Task: Go through the lines below. Copy those with "this".

[Dataset records on visual material]
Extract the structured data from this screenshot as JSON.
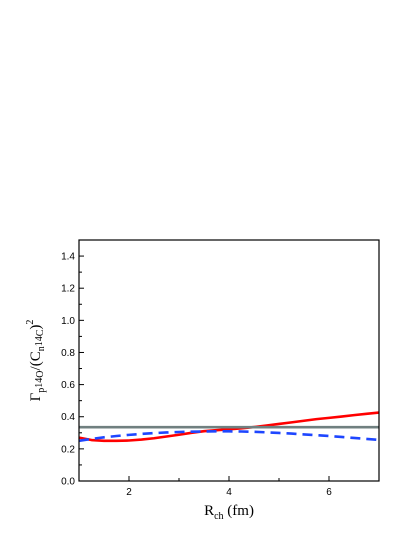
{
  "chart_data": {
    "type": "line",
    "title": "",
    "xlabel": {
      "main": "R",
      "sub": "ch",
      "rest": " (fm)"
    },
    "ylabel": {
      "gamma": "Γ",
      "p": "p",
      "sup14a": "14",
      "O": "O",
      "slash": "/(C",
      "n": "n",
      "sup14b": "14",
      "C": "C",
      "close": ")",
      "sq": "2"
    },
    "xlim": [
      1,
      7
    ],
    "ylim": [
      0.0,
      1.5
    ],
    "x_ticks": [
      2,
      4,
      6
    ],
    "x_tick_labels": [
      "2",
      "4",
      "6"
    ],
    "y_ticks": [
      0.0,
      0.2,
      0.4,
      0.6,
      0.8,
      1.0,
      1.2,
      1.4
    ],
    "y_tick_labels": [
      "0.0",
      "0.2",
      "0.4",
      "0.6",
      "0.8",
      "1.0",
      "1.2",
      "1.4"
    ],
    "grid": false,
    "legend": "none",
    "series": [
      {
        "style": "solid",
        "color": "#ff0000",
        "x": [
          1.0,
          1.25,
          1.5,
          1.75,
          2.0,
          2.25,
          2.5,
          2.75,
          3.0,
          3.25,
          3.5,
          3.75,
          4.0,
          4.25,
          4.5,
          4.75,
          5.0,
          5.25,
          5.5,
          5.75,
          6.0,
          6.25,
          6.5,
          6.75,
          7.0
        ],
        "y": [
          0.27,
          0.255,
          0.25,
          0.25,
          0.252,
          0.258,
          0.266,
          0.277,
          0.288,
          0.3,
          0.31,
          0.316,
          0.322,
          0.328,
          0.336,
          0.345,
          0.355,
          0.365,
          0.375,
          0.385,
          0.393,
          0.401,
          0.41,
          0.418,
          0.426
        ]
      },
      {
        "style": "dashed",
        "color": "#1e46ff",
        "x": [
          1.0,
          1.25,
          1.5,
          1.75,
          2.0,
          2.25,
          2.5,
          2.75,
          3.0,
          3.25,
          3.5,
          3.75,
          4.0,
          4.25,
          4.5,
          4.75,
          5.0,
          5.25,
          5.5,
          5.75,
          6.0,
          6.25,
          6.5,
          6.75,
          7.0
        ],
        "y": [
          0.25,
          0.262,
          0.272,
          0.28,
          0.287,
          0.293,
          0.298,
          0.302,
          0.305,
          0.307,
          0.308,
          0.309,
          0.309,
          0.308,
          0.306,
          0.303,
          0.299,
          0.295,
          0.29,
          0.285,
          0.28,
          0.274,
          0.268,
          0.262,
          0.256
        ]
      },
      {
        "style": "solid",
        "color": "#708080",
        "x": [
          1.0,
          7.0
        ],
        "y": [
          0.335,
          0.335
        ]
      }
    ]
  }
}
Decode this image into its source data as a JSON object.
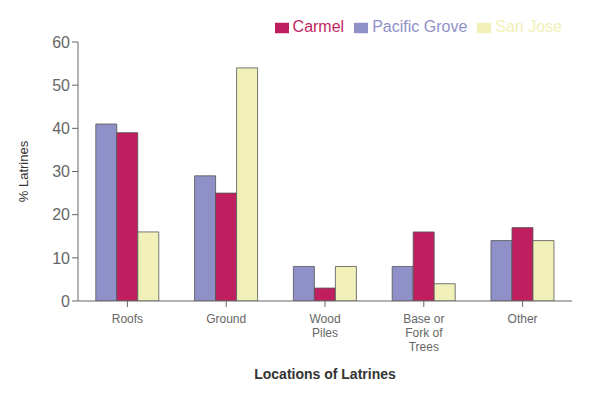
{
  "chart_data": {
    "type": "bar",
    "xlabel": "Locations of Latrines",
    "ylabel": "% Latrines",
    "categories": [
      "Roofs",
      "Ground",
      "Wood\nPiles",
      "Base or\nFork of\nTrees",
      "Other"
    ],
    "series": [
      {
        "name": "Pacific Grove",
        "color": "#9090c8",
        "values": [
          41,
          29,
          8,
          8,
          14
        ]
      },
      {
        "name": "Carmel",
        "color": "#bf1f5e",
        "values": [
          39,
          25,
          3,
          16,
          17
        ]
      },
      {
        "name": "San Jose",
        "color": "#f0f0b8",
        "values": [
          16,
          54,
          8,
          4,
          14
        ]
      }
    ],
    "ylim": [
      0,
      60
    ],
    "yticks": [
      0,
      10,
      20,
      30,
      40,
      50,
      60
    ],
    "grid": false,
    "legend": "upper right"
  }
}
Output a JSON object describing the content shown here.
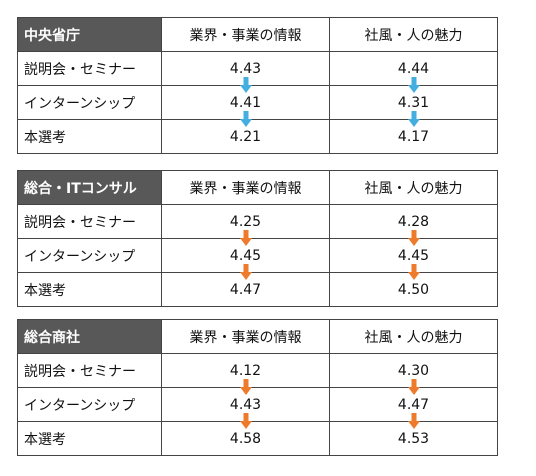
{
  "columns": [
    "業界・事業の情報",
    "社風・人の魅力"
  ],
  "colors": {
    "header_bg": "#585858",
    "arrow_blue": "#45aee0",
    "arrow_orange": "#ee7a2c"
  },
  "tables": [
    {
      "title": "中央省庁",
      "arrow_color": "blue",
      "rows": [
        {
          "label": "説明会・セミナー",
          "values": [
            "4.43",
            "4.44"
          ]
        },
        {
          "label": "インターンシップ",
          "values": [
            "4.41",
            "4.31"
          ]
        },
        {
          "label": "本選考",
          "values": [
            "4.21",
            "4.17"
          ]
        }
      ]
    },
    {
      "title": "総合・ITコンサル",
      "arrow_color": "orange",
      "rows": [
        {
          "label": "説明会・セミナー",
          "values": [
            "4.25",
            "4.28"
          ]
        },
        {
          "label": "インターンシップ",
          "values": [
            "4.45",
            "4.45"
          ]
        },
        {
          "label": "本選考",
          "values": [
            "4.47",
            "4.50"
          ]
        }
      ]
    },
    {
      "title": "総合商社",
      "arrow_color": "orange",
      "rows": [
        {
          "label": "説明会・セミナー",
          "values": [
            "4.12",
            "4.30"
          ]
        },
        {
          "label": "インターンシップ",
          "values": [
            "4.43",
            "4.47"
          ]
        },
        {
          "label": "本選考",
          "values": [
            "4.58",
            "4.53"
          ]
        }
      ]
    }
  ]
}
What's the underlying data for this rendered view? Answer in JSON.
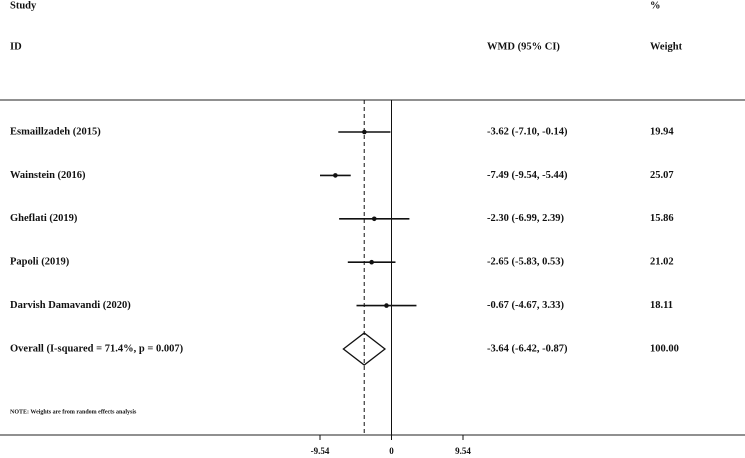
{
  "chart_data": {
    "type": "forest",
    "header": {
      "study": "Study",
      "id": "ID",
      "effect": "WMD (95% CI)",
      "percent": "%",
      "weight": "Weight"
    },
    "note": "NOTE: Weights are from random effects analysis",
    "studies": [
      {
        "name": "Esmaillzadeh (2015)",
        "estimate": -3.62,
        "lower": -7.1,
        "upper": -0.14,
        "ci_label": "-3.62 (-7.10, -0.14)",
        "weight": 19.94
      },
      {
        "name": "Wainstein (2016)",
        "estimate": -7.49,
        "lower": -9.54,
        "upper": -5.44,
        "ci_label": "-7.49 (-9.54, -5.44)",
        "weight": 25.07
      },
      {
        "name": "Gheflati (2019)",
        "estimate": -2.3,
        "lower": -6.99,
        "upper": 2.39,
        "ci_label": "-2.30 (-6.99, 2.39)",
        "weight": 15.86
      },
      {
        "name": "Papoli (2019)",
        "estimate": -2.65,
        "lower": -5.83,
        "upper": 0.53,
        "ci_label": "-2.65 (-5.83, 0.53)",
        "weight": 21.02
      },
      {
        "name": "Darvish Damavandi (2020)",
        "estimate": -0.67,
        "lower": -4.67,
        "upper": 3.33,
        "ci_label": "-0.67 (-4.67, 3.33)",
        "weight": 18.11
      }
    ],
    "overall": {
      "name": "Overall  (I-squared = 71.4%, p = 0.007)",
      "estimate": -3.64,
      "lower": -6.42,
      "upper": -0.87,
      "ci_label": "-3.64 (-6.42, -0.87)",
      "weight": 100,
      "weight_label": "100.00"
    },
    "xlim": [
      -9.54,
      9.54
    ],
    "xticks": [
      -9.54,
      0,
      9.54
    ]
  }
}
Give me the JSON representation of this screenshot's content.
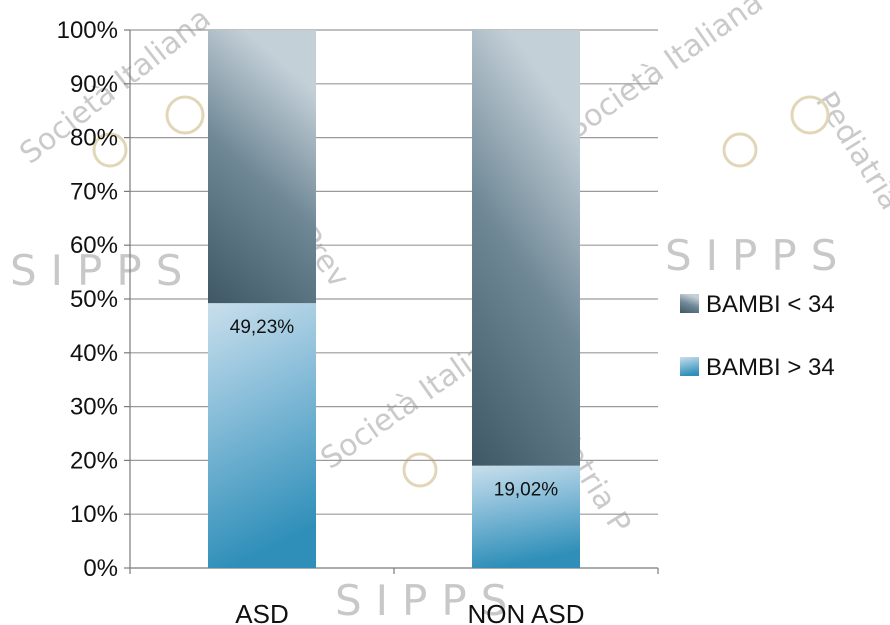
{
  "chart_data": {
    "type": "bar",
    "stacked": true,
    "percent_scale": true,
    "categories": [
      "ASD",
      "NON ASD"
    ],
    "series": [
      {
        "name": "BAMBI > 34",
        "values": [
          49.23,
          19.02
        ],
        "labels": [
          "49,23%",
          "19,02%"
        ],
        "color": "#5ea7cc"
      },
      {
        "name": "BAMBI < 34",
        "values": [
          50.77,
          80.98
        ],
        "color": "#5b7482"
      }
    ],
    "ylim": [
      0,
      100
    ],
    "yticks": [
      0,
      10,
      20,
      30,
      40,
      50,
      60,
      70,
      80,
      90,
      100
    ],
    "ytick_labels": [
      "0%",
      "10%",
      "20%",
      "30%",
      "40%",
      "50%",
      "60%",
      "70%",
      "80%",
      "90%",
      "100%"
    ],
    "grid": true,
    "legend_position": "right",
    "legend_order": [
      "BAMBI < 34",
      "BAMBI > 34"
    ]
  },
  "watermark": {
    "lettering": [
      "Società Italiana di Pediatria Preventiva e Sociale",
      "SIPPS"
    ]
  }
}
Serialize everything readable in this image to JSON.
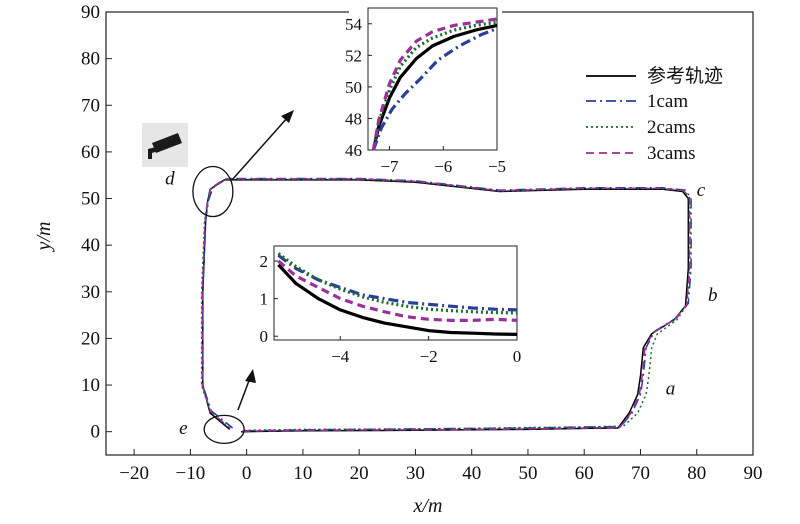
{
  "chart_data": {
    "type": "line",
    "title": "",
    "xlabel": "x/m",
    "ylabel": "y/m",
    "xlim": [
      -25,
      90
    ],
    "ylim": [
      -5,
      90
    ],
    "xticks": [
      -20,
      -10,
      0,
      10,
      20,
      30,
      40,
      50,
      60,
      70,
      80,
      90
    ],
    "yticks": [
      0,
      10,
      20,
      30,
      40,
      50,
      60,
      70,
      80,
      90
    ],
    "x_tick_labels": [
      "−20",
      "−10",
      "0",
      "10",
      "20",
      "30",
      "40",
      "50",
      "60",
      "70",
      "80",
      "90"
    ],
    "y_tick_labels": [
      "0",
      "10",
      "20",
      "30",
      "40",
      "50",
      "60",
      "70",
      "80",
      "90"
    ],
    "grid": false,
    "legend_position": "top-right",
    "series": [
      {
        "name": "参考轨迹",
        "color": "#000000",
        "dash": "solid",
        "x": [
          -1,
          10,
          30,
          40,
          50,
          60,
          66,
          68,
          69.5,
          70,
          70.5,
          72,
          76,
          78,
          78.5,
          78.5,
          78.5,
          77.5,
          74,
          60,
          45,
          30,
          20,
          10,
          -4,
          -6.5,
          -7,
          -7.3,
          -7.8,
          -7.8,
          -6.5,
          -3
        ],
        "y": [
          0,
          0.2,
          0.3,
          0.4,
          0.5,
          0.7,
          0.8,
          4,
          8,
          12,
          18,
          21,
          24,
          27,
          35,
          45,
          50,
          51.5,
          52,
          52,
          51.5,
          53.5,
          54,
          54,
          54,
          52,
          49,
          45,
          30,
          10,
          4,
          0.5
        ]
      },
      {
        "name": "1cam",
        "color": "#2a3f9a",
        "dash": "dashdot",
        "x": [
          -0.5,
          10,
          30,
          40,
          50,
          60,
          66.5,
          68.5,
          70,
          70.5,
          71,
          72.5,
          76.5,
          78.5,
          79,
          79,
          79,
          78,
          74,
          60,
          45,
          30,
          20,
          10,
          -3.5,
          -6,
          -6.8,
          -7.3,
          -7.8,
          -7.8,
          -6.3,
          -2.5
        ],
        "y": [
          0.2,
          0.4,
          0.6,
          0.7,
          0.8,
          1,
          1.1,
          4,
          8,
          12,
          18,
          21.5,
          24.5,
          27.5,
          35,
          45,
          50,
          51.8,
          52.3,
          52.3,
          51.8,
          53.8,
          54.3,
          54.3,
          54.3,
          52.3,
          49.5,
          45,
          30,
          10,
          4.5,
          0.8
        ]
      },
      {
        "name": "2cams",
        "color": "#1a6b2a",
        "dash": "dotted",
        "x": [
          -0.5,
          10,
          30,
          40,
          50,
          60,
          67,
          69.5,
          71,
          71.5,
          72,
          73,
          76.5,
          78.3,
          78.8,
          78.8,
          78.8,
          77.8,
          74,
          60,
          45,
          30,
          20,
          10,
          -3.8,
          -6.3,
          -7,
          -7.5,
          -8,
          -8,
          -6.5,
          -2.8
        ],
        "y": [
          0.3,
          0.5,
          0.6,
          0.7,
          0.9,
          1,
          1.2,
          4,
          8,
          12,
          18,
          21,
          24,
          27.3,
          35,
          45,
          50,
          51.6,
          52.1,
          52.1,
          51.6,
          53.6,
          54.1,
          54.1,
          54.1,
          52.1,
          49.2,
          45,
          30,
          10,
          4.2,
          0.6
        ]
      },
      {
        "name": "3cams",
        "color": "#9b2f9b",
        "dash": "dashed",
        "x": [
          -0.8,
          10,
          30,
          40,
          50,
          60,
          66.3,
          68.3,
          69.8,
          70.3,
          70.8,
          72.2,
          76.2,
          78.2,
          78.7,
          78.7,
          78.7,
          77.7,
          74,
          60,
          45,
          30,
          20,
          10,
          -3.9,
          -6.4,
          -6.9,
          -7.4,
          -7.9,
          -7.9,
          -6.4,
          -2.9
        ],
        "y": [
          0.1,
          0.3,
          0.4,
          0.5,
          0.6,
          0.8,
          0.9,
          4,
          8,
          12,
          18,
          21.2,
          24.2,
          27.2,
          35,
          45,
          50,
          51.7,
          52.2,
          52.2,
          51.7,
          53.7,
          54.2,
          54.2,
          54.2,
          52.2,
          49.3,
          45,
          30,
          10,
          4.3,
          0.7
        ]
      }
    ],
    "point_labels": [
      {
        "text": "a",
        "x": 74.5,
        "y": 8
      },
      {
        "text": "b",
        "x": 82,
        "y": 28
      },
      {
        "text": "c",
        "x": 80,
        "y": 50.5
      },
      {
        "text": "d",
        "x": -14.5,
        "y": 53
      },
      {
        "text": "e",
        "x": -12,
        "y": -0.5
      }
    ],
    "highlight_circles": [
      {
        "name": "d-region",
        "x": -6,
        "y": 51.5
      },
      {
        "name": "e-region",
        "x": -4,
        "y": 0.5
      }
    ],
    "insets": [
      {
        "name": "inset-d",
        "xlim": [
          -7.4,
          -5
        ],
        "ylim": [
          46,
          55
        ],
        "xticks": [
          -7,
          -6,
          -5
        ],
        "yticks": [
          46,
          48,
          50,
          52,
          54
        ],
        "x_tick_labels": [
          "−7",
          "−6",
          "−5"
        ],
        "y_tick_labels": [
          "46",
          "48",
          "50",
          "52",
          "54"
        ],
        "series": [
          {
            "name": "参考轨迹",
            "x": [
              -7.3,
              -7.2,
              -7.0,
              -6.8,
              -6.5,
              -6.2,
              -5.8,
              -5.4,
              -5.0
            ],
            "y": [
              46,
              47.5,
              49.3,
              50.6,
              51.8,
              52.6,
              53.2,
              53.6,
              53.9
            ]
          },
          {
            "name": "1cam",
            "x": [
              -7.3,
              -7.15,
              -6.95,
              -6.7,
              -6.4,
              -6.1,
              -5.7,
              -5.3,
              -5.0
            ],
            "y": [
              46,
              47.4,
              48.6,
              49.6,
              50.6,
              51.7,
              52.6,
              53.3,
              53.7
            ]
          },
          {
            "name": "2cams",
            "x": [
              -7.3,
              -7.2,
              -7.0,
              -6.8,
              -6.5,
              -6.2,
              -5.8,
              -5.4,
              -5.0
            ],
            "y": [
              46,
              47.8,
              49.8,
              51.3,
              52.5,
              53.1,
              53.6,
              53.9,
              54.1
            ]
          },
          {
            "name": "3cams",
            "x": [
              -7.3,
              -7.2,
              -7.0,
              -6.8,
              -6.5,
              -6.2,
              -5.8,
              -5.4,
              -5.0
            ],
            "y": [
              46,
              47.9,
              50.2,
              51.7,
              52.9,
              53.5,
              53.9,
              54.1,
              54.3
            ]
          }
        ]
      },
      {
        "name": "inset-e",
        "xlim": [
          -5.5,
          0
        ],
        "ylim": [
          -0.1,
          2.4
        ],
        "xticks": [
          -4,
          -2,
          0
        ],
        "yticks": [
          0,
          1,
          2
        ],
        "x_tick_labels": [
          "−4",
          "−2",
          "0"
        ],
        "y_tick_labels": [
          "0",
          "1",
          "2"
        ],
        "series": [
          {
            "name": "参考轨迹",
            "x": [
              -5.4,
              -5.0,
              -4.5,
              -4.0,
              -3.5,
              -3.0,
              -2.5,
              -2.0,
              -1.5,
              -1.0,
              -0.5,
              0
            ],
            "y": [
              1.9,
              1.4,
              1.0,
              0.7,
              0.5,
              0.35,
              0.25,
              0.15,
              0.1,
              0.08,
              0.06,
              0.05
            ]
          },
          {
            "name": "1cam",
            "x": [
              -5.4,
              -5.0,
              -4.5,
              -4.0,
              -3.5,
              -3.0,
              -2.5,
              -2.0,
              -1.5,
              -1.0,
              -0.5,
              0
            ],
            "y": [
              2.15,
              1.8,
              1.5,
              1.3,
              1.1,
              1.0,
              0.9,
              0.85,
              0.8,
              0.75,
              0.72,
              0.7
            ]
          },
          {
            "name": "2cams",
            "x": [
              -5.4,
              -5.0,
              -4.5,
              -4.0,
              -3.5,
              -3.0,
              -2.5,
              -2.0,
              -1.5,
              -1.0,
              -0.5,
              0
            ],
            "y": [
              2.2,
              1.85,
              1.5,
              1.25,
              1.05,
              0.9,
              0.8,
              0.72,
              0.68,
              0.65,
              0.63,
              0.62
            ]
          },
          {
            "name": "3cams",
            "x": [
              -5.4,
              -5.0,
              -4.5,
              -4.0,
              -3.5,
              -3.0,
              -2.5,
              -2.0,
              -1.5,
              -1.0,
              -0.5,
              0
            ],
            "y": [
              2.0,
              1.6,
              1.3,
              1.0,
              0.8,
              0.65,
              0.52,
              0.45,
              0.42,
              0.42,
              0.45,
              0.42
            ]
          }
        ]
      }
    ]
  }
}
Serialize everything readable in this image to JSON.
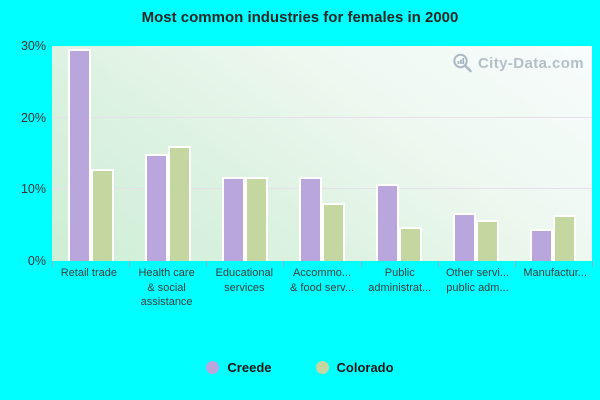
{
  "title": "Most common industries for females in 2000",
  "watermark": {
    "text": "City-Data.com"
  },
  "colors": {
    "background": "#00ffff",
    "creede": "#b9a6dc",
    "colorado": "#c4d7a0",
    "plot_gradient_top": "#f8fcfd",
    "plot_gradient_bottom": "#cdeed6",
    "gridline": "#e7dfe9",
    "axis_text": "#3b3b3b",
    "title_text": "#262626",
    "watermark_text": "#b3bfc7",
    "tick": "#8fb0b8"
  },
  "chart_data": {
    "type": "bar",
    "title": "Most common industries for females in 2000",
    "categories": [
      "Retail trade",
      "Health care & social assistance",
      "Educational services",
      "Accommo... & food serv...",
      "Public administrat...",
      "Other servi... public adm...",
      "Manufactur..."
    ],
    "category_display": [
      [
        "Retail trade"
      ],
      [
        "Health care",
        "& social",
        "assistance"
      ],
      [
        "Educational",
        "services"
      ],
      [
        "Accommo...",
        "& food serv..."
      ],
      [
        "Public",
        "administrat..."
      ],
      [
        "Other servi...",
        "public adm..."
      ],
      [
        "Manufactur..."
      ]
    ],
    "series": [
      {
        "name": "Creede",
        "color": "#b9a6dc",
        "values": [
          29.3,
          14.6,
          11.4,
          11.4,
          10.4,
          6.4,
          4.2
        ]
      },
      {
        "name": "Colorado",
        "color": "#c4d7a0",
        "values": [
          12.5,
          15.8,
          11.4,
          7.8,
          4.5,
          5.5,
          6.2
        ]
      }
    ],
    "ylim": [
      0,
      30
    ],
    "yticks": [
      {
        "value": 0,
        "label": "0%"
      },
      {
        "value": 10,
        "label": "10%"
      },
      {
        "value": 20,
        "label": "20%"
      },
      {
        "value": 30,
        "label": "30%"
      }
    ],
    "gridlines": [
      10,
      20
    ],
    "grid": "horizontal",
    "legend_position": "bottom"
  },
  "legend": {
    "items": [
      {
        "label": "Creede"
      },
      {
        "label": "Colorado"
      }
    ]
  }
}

Worked solution:
Extract the structured data from this screenshot as JSON.
Decode this image into its source data as a JSON object.
What's the underlying data for this rendered view? Answer in JSON.
Give me the JSON representation of this screenshot's content.
Serialize everything readable in this image to JSON.
Serialize everything readable in this image to JSON.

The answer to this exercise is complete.